::: Supplied data
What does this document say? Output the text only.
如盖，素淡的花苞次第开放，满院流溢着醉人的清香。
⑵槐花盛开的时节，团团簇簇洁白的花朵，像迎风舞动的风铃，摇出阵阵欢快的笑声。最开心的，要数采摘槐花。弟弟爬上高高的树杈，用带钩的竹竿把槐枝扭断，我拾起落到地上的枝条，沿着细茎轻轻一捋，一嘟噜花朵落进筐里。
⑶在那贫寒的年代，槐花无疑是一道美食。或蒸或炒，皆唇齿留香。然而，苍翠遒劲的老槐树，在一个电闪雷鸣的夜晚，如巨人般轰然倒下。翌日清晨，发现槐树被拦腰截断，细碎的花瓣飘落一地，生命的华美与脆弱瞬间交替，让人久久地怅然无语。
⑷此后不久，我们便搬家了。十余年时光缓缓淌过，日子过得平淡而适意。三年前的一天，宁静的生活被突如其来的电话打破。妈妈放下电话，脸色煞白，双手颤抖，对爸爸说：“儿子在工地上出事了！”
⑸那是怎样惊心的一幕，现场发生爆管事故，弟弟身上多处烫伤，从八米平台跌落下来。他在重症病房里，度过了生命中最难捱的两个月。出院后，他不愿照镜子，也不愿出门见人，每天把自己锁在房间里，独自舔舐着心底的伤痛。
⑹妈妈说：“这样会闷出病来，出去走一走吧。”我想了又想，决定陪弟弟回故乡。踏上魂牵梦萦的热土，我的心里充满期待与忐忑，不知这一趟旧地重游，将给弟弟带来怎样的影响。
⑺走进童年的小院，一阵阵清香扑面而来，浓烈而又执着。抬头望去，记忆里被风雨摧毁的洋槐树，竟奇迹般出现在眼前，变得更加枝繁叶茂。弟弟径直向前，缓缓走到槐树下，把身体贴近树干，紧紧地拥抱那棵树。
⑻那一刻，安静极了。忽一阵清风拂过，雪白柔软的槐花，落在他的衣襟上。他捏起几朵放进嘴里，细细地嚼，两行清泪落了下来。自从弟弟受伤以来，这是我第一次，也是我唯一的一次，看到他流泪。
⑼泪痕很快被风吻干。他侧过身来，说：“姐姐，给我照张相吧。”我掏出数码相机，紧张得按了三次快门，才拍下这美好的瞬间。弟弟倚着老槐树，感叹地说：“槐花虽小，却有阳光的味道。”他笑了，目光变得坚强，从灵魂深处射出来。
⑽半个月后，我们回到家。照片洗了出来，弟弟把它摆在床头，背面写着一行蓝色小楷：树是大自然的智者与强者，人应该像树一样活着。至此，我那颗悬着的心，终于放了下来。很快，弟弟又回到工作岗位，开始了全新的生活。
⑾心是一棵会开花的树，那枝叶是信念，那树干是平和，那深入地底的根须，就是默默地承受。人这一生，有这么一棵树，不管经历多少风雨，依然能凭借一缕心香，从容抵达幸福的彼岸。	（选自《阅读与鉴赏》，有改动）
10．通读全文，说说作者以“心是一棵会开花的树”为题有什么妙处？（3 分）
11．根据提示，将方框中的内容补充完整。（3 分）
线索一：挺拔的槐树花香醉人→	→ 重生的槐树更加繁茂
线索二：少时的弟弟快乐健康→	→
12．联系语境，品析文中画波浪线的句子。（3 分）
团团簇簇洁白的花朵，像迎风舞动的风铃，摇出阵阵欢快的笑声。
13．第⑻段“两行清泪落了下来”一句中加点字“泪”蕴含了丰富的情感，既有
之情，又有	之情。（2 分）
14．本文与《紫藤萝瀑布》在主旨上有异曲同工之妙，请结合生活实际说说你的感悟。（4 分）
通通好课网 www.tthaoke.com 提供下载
::::::
__Exercise prompt__: Repeat back the data above, exact to the last character.

__The answer__:
What does this document say? Output the text only.
如盖，素淡的花苞次第开放，满院流溢着醉人的清香。
⑵槐花盛开的时节，团团簇簇洁白的花朵，像迎风舞动的风铃，摇出阵阵欢快的笑声。最开心的，要数采摘槐花。弟弟爬上高高的树杈，用带钩的竹竿把槐枝扭断，我拾起落到地上的枝条，沿着细茎轻轻一捋，一嘟噜花朵落进筐里。
⑶在那贫寒的年代，槐花无疑是一道美食。或蒸或炒，皆唇齿留香。然而，苍翠遒劲的老槐树，在一个电闪雷鸣的夜晚，如巨人般轰然倒下。翌日清晨，发现槐树被拦腰截断，细碎的花瓣飘落一地，生命的华美与脆弱瞬间交替，让人久久地怅然无语。
⑷此后不久，我们便搬家了。十余年时光缓缓淌过，日子过得平淡而适意。三年前的一天，宁静的生活被突如其来的电话打破。妈妈放下电话，脸色煞白，双手颤抖，对爸爸说：“儿子在工地上出事了！”
⑸那是怎样惊心的一幕，现场发生爆管事故，弟弟身上多处烫伤，从八米平台跌落下来。他在重症病房里，度过了生命中最难捱的两个月。出院后，他不愿照镜子，也不愿出门见人，每天把自己锁在房间里，独自舔舐着心底的伤痛。
⑹妈妈说：“这样会闷出病来，出去走一走吧。”我想了又想，决定陪弟弟回故乡。踏上魂牵梦萦的热土，我的心里充满期待与忐忑，不知这一趟旧地重游，将给弟弟带来怎样的影响。
⑺走进童年的小院，一阵阵清香扑面而来，浓烈而又执着。抬头望去，记忆里被风雨摧毁的洋槐树，竟奇迹般出现在眼前，变得更加枝繁叶茂。弟弟径直向前，缓缓走到槐树下，把身体贴近树干，紧紧地拥抱那棵树。
⑻那一刻，安静极了。忽一阵清风拂过，雪白柔软的槐花，落在他的衣襟上。他捏起几朵放进嘴里，细细地嚼，两行清泪落了下来。自从弟弟受伤以来，这是我第一次，也是我唯一的一次，看到他流泪。
⑼泪痕很快被风吻干。他侧过身来，说：“姐姐，给我照张相吧。”我掏出数码相机，紧张得按了三次快门，才拍下这美好的瞬间。弟弟倚着老槐树，感叹地说：“槐花虽小，却有阳光的味道。”他笑了，目光变得坚强，从灵魂深处射出来。
⑽半个月后，我们回到家。照片洗了出来，弟弟把它摆在床头，背面写着一行蓝色小楷：树是大自然的智者与强者，人应该像树一样活着。至此，我那颗悬着的心，终于放了下来。很快，弟弟又回到工作岗位，开始了全新的生活。
⑾心是一棵会开花的树，那枝叶是信念，那树干是平和，那深入地底的根须，就是默默地承受。人这一生，有这么一棵树，不管经历多少风雨，依然能凭借一缕心香，从容抵达幸福的彼岸。	（选自《阅读与鉴赏》，有改动）
10．通读全文，说说作者以“心是一棵会开花的树”为题有什么妙处？（3 分）
11．根据提示，将方框中的内容补充完整。（3 分）
线索一：挺拔的槐树花香醉人→	→ 重生的槐树更加繁茂
线索二：少时的弟弟快乐健康→	→
12．联系语境，品析文中画波浪线的句子。（3 分）
团团簇簇洁白的花朵，像迎风舞动的风铃，摇出阵阵欢快的笑声。
13．第⑻段“两行清泪落了下来”一句中加点字“泪”蕴含了丰富的情感，既有
之情，又有	之情。（2 分）
14．本文与《紫藤萝瀑布》在主旨上有异曲同工之妙，请结合生活实际说说你的感悟。（4 分）
通通好课网 www.tthaoke.com 提供下载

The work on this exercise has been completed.